## Start Entries provided
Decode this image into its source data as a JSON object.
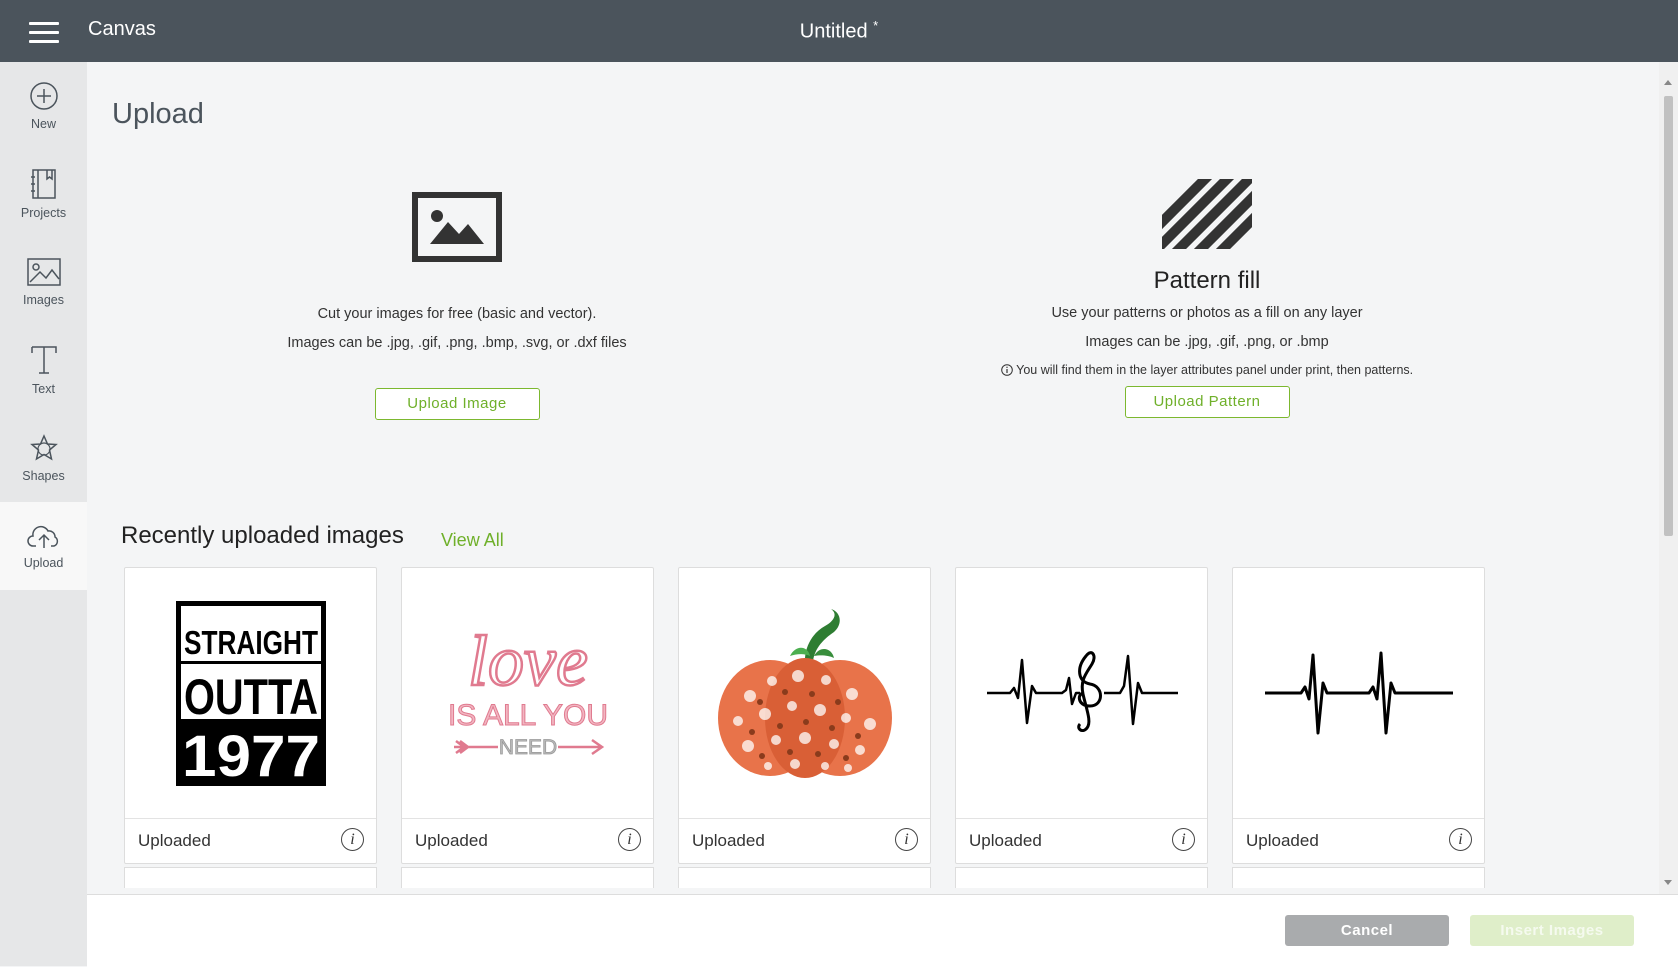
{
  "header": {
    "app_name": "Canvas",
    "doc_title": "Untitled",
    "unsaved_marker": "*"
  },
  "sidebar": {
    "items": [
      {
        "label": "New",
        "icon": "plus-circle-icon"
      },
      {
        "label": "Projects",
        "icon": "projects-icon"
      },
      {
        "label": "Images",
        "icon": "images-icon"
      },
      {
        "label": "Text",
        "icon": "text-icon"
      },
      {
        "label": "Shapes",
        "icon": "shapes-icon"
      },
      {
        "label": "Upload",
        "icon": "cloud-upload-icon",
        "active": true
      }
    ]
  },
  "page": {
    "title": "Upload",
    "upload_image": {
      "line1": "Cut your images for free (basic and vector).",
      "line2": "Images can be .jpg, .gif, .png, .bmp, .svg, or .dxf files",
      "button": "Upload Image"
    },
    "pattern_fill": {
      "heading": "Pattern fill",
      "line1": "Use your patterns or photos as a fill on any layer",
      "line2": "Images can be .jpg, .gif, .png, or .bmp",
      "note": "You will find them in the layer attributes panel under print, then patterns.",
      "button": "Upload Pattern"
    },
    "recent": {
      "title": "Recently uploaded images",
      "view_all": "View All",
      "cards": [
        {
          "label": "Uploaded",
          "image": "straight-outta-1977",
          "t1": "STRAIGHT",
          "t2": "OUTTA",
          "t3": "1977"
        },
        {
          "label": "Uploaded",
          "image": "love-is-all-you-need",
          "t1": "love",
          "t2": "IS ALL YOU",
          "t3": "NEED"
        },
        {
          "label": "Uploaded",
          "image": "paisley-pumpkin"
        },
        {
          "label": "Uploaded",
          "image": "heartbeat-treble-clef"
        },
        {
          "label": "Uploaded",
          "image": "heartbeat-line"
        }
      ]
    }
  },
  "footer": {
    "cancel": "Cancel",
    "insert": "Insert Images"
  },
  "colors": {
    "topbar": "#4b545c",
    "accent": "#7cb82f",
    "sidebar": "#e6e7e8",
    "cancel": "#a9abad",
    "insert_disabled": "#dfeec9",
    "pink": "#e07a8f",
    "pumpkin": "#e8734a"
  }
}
## End Entries provided
## Start Entries provided
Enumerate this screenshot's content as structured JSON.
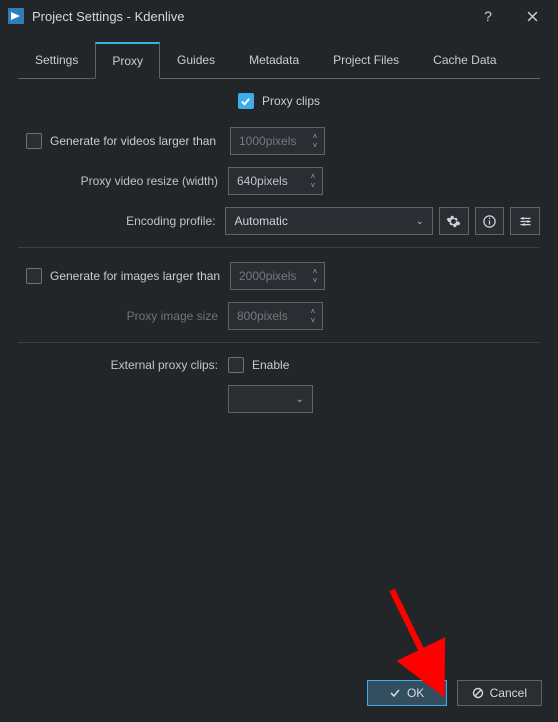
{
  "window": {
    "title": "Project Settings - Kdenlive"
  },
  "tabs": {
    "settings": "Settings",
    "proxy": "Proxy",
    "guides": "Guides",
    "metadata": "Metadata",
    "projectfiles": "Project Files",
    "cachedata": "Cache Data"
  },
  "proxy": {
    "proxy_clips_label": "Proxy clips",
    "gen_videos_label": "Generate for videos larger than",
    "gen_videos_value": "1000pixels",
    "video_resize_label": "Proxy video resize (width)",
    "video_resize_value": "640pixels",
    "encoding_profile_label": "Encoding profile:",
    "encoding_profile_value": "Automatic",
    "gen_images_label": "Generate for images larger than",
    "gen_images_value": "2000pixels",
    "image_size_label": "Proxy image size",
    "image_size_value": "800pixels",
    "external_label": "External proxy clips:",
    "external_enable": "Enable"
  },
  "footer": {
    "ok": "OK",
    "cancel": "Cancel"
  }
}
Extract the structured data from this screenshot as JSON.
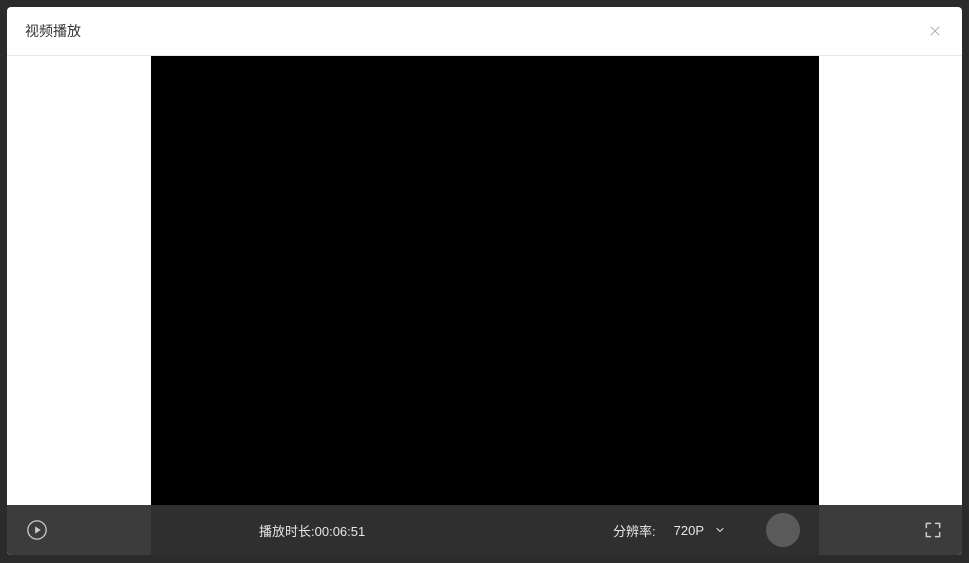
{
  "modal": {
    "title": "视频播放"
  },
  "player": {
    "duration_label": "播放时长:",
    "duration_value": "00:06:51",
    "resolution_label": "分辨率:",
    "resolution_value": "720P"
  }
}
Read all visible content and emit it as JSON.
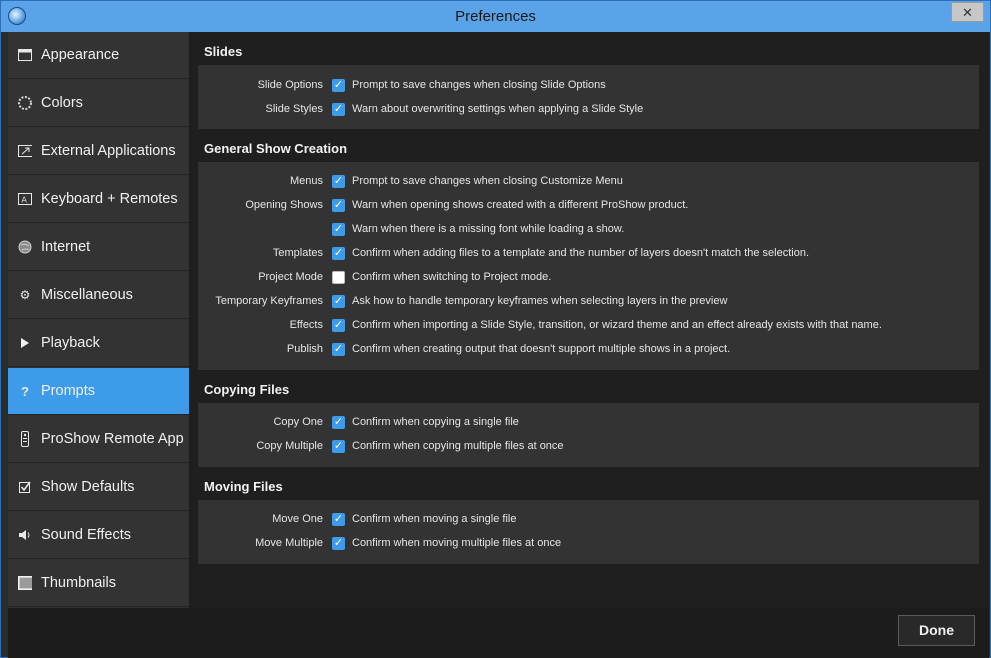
## End Entries provided
» **Exercise brief**:
Using the data above, which lines fall from the one with "Extract the structured" through the one with "Read all visible content and emit it as JSON."? Repeat them exactly, ends included, minus any pictures.

» **Answer**:
Extract the structured data from this screenshot as JSON.
{
  "modal": {
    "title": "视频播放"
  },
  "player": {
    "duration_label": "播放时长:",
    "duration_value": "00:06:51",
    "resolution_label": "分辨率:",
    "resolution_value": "720P"
  }
}
Read all visible content and emit it as JSON.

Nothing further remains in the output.